* _REQUEST_
Find the lines that include the string "vlasti" and report how many there are. Give no other text.

──────────────────────────────

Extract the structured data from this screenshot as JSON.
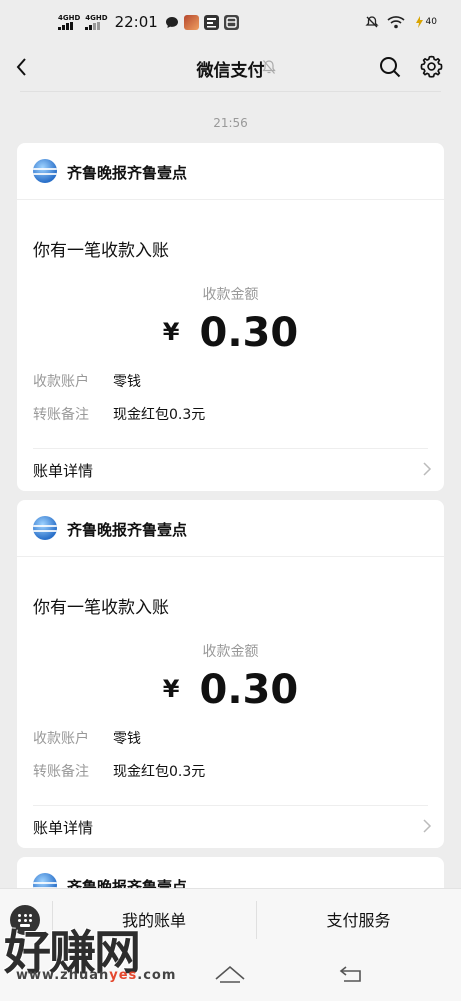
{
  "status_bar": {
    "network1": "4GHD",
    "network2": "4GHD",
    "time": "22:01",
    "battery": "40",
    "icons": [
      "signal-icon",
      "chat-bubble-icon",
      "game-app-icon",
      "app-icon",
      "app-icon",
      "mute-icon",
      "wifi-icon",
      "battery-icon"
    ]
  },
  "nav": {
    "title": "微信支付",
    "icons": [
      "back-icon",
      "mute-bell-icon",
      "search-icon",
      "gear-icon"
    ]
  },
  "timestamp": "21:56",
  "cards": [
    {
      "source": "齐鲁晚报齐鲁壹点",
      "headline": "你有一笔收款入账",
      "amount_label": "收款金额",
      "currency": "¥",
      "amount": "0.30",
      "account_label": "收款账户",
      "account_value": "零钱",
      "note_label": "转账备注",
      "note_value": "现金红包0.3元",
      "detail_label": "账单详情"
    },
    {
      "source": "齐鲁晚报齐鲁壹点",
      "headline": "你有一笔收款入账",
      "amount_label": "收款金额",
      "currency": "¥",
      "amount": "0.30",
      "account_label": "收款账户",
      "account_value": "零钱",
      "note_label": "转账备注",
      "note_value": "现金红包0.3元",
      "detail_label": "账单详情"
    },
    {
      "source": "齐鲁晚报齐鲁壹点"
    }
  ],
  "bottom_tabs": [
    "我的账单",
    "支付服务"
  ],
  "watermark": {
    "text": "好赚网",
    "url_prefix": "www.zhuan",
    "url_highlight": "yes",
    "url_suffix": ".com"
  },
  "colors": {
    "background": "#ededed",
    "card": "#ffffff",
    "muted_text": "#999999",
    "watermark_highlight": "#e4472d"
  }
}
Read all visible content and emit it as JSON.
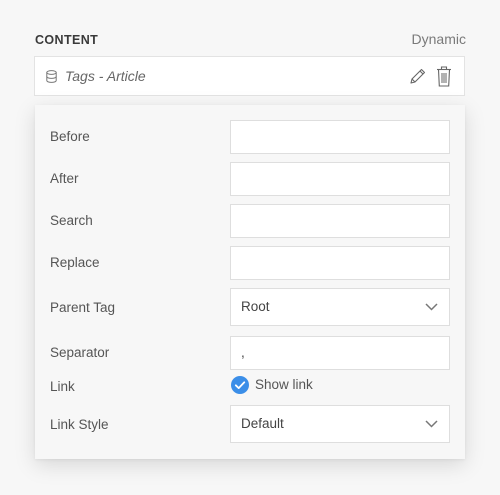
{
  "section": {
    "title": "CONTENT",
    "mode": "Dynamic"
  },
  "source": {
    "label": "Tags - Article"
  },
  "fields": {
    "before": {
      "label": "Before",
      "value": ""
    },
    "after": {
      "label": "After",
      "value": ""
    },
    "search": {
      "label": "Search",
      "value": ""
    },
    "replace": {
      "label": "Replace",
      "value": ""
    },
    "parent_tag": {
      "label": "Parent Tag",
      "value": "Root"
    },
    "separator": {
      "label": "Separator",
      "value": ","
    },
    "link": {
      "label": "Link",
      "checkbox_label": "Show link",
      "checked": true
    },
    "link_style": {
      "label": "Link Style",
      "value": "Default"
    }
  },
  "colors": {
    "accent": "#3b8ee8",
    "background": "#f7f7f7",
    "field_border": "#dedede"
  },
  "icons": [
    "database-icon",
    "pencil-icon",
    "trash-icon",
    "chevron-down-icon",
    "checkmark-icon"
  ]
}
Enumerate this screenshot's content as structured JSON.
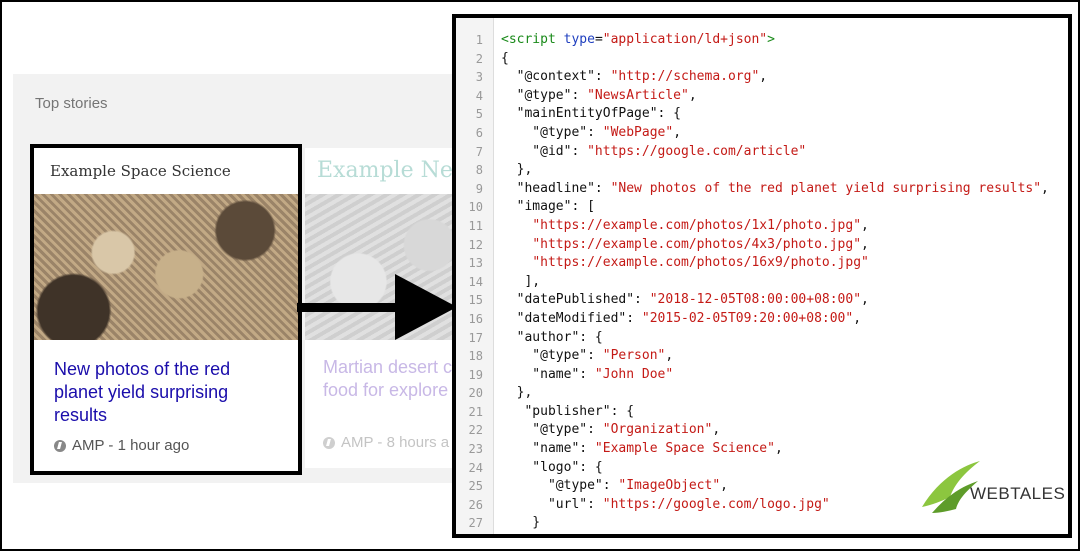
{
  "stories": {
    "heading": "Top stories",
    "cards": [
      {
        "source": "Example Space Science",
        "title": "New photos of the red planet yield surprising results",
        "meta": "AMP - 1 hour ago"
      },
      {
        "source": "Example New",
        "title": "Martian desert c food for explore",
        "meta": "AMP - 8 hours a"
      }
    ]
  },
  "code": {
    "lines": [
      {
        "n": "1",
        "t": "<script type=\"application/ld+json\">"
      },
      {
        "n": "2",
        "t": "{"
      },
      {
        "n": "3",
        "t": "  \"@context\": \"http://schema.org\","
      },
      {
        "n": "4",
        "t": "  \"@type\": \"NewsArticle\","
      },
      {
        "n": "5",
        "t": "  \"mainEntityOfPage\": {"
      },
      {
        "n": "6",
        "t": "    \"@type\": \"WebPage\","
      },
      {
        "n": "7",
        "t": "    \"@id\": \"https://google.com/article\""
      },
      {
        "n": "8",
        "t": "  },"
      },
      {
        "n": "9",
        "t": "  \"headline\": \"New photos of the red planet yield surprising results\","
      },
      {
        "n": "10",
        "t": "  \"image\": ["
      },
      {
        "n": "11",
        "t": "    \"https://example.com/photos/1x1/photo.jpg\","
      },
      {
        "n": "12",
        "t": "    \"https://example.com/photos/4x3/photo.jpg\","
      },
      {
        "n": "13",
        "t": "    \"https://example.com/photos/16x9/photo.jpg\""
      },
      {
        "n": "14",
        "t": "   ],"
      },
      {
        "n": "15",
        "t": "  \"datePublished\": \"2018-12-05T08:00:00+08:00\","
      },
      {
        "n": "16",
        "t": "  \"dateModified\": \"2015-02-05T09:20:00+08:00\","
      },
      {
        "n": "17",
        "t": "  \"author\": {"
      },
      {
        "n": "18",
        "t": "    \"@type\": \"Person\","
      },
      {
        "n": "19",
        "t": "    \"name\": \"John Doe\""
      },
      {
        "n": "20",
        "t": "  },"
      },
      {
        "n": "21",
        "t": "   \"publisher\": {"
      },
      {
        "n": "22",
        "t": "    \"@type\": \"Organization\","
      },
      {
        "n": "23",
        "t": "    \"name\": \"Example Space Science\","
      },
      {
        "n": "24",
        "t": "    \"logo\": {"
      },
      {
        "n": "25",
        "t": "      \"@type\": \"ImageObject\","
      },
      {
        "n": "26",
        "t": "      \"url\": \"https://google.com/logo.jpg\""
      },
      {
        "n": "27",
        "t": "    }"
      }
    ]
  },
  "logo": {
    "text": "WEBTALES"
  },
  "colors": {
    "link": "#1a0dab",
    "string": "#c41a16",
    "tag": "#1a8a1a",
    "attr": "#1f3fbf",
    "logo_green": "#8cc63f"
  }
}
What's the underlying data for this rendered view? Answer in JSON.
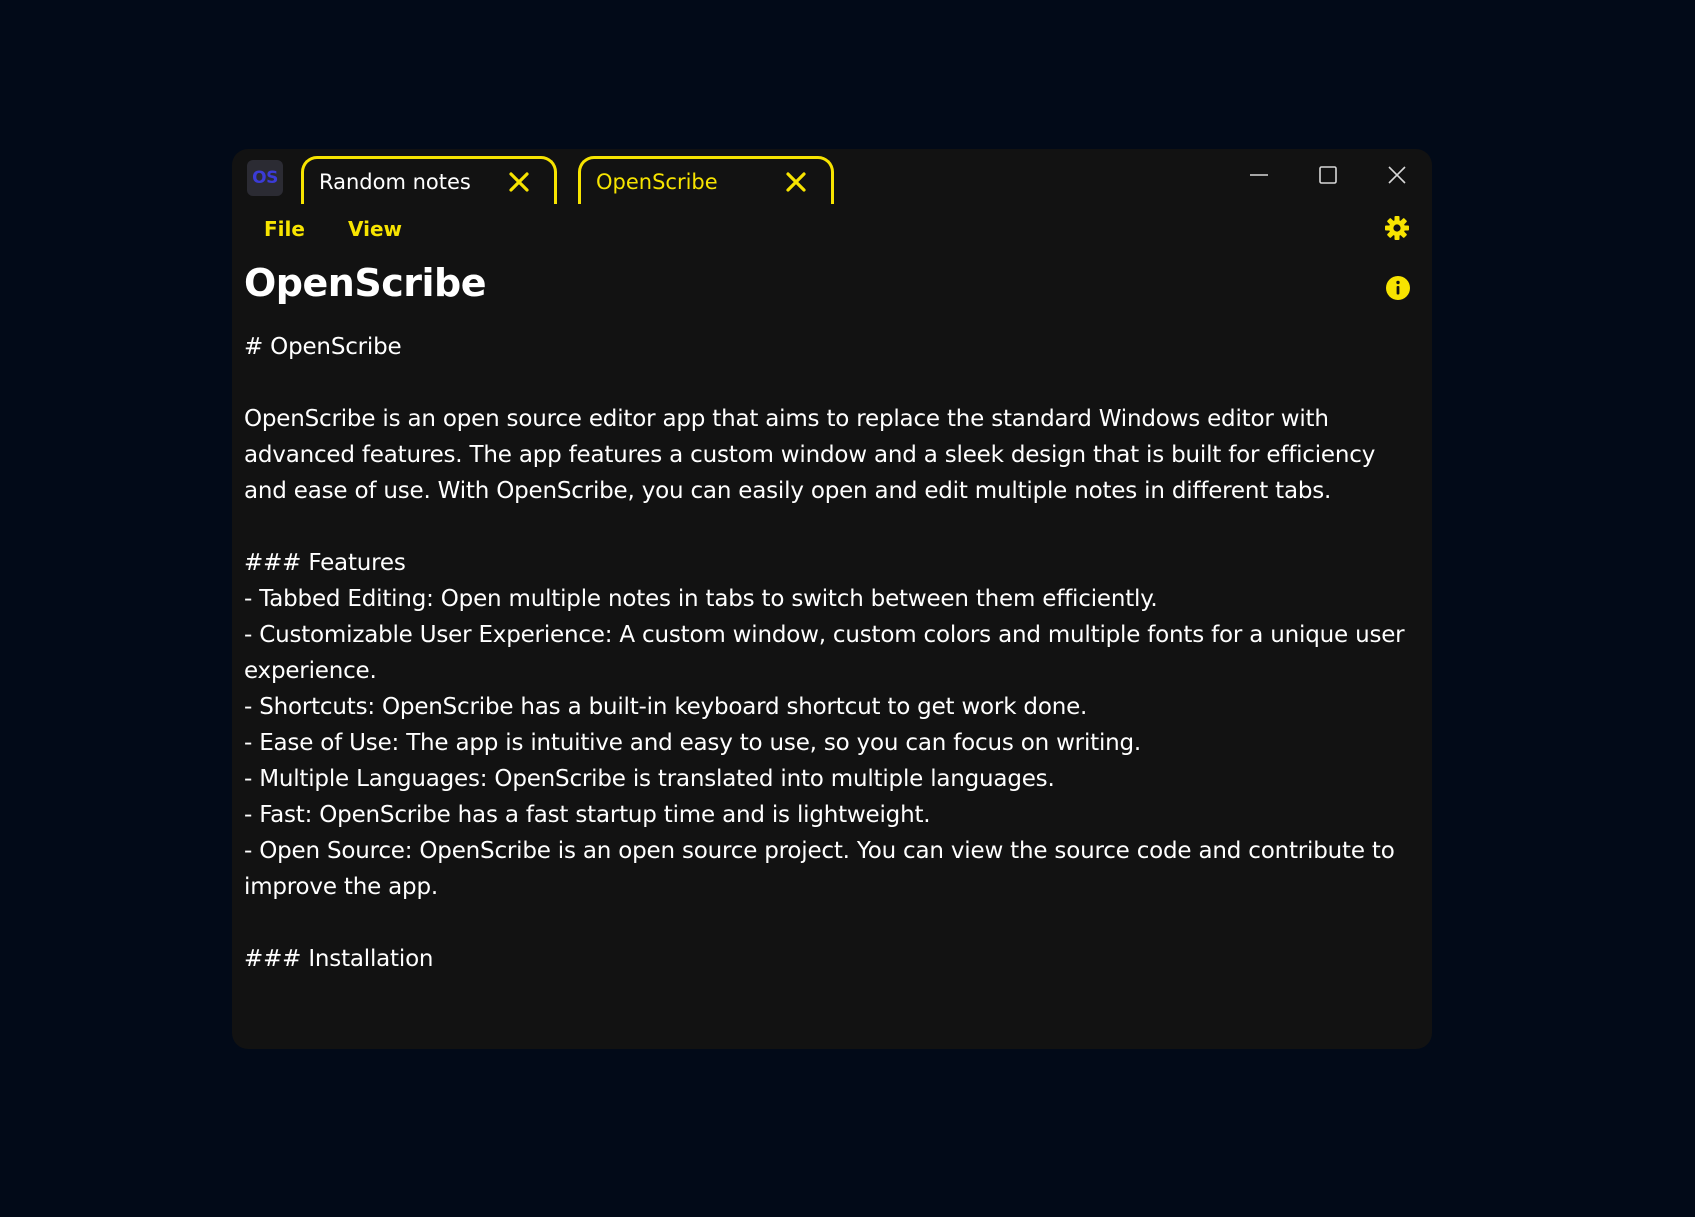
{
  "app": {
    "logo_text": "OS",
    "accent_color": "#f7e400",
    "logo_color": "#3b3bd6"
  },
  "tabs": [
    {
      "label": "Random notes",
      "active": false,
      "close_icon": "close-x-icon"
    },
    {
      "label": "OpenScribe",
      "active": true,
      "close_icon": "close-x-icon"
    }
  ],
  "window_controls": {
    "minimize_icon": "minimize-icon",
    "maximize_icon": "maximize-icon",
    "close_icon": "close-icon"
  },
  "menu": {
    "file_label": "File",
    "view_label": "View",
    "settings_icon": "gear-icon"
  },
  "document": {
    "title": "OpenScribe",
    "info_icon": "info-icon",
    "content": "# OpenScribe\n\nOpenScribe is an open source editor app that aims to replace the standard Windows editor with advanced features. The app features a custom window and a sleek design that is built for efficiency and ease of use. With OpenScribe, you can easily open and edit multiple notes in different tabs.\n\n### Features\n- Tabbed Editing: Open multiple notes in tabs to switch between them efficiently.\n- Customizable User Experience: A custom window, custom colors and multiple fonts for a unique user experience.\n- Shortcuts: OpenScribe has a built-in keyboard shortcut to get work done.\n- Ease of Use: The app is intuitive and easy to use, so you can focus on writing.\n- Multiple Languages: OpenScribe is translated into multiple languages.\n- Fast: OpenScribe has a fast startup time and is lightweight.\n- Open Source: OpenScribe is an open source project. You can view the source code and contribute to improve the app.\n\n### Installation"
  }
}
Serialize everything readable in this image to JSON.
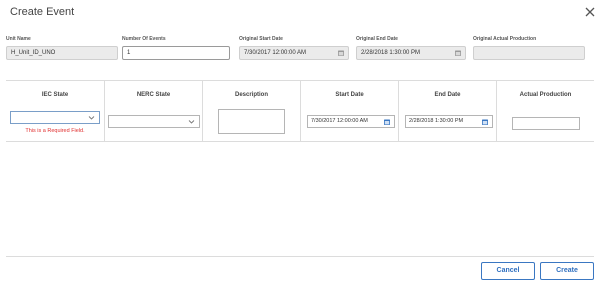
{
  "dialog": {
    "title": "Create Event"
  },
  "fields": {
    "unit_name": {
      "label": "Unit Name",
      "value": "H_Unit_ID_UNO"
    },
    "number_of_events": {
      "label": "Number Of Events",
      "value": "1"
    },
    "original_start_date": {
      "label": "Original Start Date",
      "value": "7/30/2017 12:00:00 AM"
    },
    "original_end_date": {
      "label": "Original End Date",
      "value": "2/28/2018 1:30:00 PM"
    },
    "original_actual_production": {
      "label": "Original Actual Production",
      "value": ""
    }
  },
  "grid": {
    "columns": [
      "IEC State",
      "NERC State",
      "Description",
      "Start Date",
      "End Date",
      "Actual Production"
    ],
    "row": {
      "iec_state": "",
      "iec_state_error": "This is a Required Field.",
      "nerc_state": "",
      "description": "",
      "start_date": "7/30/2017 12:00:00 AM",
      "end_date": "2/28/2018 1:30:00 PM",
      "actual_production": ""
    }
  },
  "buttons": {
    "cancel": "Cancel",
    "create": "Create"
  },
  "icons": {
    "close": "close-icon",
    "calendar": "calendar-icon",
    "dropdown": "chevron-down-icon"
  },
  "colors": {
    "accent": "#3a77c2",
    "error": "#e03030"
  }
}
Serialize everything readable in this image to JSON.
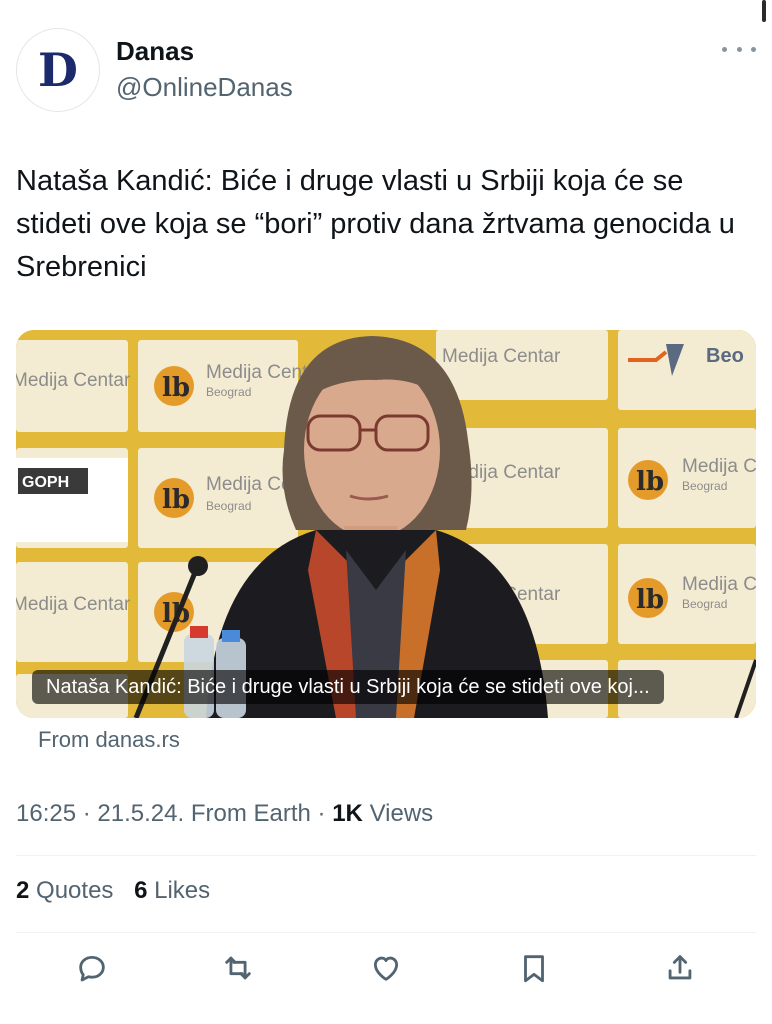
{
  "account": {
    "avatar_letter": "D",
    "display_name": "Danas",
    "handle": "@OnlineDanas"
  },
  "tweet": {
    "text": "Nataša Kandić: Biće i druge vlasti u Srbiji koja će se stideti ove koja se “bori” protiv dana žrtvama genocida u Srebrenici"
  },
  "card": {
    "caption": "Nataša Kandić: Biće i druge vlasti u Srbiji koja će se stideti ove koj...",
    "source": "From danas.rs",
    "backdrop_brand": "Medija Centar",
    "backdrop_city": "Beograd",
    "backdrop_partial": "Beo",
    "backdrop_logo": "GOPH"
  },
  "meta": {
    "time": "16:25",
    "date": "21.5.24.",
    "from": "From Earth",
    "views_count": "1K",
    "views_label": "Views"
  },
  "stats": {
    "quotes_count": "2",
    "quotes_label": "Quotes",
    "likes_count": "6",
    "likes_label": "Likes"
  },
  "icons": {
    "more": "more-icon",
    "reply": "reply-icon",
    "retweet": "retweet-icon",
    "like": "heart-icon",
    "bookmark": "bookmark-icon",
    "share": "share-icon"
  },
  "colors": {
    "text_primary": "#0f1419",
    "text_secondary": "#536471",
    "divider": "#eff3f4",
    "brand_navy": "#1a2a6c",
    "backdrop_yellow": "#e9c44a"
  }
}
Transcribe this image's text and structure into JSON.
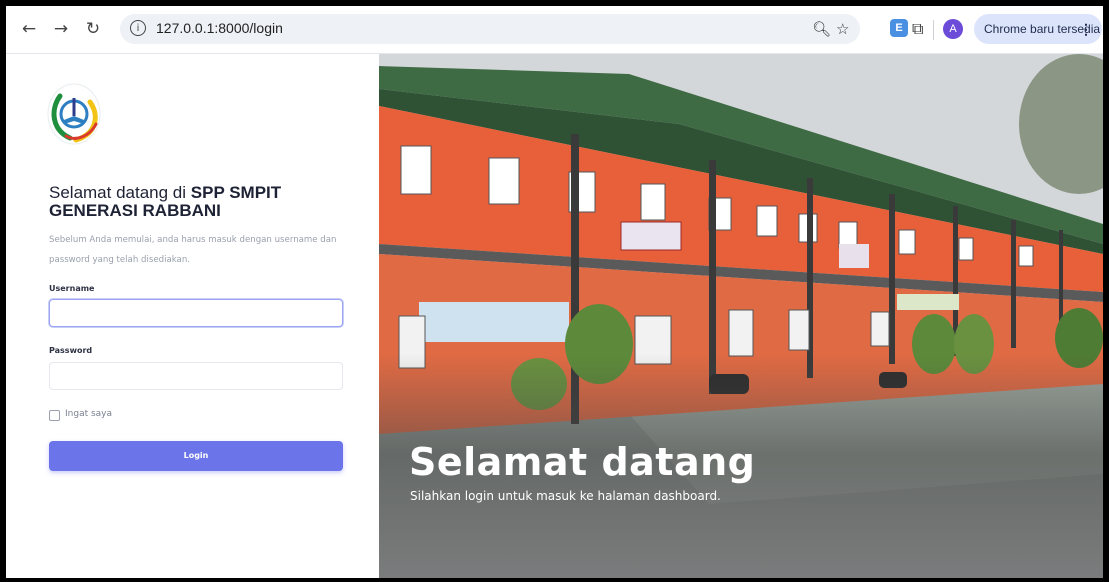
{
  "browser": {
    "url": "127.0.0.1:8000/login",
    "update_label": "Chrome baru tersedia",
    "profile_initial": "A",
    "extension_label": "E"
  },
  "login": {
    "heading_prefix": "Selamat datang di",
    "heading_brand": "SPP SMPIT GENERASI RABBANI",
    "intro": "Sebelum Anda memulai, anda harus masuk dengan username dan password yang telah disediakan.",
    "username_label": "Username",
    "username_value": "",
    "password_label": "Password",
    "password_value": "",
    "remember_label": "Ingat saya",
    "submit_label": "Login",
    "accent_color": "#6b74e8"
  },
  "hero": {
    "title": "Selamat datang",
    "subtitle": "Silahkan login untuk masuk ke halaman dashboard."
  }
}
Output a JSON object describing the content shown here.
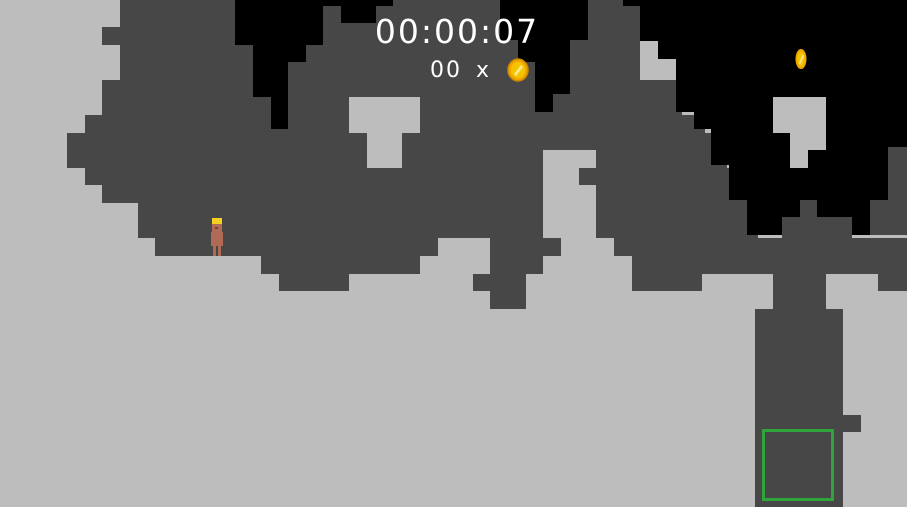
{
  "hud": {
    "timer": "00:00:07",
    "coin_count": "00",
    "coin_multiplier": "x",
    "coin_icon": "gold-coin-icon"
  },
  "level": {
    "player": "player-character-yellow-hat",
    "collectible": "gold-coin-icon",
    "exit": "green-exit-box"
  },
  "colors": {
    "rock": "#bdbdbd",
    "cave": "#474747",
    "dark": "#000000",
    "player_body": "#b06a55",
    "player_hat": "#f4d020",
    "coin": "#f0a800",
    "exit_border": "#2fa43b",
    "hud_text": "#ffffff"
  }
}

──────────────────────────────

* _FINAL ANSWER_
2